-- EXCERPT PROVIDED --
## begin
Buyers have the power to drive prices down because there are a few customers in the industry, but the few customers are important (Henry, 2008). The impact on Iluka would be great were the customers to shift to other companies, thus signifying the power that customers have in this industry. However, there is an advantage in that the industry does not have many players, thus customers do not have many choices to switch to. It would be costly for customers to shift to other companies. Therefore, buyers’ power is not a great threat to the company’s growth and development.
This is a major factor that a company should consider during industry analysis. The number of competitors in the industry and the strength they have is a significant issue. For instance, the influence of a company in the market is limited if the number of competitors is high and strong (Henry, 2008). On the other hand, a company will be highly influential if there are a few competitors. The influence is even greater if the few competitors are weak. In the case of Iluka, the major competitors are BHP Billiton Limited, Exxaro Resources Limited, and Rio Tinto Limited. However, there are a number of other competitor organizations, although they are not as strong as the three companies mentioned above. The financial strength of these three competitor companies and the fact that they have been in the industry for a longer time compared to Iluka makes Iluka less influential. Iluka cannot dictate prices and market conditions since suppliers and customers have options.
Threat of substitution
This refers to the availability of options for customers. In this industry, there are only a few options for the titanium produced by Iluka. Therefore, Iluka Resource Limited is strong in that customers are not likely to move over to substitute products. This gives the company some advantage in that it can control prices and make higher profits.
## end
-- SET PROBLEM A --
Copy the Iluka analysis from the words that begin "Threat of substitution" through the words "make higher profits.", substituting "rutile" for "titanium".
-- SET PROBLEM B --
Answer these questions from the Iluka analysis:
(i) Which companies are named as Iluka's major competitors?
(ii) What does the threat of substitution refer to?
(iii) Is buyers' power described as a great threat to the company's growth and development?

-- DATA LINES --
## begin
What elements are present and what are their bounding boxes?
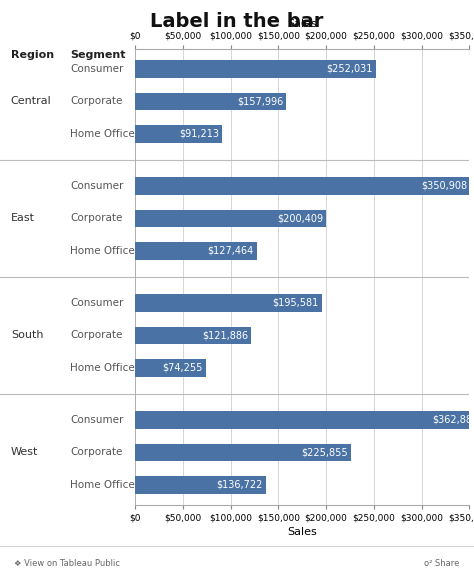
## end
-- TASK RESULT A --
Threat of substitution
This refers to the availability of options for customers. In this industry, there are only a few options for the rutile produced by Iluka. Therefore, Iluka Resource Limited is strong in that customers are not likely to move over to substitute products. This gives the company some advantage in that it can control prices and make higher profits.

-- TASK RESULT B --
(i) BHP Billiton Limited, Exxaro Resources Limited, and Rio Tinto Limited.
(ii) The availability of options for customers.
(iii) No, buyers' power is not a great threat to the company's growth and development.